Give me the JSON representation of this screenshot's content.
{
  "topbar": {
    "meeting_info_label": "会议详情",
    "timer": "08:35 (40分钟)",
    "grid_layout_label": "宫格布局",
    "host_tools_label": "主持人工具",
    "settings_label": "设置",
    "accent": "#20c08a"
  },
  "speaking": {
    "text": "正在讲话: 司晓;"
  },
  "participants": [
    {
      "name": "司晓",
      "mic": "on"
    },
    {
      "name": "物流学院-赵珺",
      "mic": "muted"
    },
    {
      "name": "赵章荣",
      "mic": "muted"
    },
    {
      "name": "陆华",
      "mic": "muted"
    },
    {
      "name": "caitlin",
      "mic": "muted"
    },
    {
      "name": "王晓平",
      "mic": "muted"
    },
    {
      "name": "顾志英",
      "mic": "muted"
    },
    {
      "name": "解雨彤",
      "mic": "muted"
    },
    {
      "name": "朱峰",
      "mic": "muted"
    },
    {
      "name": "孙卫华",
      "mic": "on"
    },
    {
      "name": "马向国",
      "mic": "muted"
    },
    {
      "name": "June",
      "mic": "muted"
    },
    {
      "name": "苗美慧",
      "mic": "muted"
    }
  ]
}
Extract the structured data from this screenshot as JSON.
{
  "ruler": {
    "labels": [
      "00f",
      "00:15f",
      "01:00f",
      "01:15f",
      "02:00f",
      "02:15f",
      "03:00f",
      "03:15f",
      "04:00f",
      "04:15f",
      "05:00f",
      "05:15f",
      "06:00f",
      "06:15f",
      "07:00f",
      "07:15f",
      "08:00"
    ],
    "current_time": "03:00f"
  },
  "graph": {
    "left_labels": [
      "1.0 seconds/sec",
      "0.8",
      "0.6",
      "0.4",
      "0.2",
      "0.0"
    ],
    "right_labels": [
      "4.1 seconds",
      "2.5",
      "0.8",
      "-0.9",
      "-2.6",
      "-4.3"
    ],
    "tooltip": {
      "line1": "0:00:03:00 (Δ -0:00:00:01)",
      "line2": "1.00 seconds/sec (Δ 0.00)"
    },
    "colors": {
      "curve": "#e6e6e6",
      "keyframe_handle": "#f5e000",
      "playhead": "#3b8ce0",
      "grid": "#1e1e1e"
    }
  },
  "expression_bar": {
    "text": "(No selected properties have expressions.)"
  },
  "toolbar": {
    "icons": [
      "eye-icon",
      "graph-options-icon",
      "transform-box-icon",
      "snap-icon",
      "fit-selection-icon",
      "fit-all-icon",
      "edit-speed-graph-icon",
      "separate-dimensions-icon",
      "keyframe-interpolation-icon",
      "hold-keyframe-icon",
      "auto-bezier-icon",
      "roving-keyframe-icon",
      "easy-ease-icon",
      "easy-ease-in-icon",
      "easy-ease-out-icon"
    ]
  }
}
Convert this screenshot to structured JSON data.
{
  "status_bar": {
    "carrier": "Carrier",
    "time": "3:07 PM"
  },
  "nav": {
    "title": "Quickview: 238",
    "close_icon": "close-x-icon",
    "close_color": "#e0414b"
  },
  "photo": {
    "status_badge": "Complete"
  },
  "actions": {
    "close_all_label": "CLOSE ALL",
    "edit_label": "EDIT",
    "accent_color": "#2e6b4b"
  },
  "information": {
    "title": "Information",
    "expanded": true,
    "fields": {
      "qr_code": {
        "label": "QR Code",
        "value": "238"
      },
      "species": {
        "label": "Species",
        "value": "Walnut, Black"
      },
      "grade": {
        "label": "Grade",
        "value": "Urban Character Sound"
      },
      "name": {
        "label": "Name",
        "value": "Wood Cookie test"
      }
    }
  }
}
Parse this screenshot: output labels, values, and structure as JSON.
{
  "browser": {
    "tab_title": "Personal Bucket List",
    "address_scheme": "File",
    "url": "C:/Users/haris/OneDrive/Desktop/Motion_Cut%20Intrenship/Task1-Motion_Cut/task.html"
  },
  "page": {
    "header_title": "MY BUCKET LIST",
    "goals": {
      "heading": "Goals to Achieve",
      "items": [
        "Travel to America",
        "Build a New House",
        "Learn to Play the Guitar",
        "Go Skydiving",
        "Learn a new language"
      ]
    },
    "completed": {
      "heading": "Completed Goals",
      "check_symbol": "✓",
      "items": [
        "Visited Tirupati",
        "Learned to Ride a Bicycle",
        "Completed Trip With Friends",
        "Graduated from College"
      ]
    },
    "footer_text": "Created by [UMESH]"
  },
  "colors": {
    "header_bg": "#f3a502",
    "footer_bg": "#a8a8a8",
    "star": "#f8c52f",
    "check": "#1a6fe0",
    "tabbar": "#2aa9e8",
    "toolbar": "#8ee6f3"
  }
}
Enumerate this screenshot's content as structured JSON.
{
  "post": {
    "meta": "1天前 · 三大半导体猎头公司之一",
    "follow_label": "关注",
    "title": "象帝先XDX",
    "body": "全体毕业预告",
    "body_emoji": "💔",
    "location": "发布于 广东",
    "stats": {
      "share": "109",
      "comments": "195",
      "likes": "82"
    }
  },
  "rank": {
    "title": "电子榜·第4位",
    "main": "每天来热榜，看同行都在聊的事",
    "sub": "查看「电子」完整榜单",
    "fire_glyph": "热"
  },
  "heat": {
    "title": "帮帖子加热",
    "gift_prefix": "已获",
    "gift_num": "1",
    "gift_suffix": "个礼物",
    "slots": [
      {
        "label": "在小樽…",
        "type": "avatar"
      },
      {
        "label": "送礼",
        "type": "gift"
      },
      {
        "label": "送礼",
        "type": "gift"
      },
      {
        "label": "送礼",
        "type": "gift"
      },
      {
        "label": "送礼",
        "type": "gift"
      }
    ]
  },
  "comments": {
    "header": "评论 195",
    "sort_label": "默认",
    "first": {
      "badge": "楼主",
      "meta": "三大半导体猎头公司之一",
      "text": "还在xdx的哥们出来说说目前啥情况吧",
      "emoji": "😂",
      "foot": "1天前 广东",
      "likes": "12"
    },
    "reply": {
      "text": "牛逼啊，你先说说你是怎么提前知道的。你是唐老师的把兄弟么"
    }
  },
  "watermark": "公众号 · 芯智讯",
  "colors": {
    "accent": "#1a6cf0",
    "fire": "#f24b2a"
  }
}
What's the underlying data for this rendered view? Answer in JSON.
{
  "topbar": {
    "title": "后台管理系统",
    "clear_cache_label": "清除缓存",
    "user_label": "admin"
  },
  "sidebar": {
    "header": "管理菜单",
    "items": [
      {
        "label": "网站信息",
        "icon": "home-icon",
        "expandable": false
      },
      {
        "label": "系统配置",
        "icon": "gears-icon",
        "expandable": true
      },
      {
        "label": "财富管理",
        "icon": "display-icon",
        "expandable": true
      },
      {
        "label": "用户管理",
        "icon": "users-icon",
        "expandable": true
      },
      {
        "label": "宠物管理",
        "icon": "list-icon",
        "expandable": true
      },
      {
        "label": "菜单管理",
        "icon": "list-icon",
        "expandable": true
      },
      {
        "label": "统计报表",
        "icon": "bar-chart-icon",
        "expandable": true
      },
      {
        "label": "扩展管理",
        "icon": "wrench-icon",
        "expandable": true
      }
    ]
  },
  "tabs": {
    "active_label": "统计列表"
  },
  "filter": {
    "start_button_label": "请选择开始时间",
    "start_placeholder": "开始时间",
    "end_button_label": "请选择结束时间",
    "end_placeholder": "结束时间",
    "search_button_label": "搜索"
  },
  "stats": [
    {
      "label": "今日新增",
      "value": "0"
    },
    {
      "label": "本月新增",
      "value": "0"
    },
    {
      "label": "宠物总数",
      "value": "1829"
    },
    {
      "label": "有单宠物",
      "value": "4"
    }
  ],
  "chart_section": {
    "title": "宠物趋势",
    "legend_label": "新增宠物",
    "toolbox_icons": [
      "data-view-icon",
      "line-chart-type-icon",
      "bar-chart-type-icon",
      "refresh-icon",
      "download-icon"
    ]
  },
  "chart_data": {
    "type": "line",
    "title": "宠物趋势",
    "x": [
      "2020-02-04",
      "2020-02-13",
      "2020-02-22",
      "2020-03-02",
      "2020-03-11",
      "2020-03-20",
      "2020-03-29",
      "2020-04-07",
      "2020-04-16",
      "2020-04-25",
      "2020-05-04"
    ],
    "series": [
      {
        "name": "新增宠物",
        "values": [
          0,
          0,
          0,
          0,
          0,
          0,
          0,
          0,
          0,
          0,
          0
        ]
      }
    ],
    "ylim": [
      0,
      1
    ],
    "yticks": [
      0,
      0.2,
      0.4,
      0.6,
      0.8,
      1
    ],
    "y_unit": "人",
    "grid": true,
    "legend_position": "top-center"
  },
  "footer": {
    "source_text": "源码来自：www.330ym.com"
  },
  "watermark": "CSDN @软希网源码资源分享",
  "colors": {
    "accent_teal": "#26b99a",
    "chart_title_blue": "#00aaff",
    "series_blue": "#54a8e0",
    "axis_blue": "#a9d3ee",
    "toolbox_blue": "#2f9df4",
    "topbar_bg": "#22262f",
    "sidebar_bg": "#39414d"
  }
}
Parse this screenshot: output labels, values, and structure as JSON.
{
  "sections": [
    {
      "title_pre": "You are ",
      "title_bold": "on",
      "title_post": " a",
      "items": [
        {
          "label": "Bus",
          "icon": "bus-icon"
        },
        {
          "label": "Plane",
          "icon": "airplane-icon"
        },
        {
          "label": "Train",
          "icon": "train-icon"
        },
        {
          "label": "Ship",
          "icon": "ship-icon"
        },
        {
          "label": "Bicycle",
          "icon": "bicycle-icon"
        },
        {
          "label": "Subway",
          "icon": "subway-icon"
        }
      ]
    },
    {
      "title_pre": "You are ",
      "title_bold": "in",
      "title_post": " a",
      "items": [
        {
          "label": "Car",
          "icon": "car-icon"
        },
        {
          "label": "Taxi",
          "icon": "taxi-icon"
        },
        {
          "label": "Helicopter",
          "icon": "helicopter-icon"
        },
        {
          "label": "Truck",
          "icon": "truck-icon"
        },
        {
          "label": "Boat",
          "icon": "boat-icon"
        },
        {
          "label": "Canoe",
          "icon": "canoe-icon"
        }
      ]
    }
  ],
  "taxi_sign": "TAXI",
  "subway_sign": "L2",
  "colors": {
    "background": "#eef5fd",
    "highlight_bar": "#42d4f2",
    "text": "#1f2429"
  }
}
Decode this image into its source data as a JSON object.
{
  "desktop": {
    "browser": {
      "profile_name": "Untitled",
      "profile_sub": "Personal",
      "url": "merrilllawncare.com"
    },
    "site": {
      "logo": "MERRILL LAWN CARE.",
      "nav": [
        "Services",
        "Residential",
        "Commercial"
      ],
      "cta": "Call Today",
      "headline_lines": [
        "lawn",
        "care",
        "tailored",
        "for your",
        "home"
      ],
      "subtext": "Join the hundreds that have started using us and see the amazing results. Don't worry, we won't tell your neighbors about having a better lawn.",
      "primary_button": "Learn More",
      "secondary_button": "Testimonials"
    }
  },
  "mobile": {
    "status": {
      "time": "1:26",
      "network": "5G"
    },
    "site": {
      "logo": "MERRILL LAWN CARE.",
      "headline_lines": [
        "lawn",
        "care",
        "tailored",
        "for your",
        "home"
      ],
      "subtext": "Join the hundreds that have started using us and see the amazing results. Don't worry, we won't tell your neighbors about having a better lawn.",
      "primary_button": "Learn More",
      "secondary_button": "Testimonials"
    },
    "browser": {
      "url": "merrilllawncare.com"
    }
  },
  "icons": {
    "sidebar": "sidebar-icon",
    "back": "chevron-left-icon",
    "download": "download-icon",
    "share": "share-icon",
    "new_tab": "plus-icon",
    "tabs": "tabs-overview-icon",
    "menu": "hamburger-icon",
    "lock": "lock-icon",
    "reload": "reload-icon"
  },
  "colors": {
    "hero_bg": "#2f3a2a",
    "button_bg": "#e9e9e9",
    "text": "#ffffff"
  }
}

**Task brief**
Which lines contain "structured"? Show each of them.

**Final result**
Extract the structured data from this screenshot as JSON.
Convert this screenshot to structured JSON data.
Enumerate this screenshot's content as structured JSON.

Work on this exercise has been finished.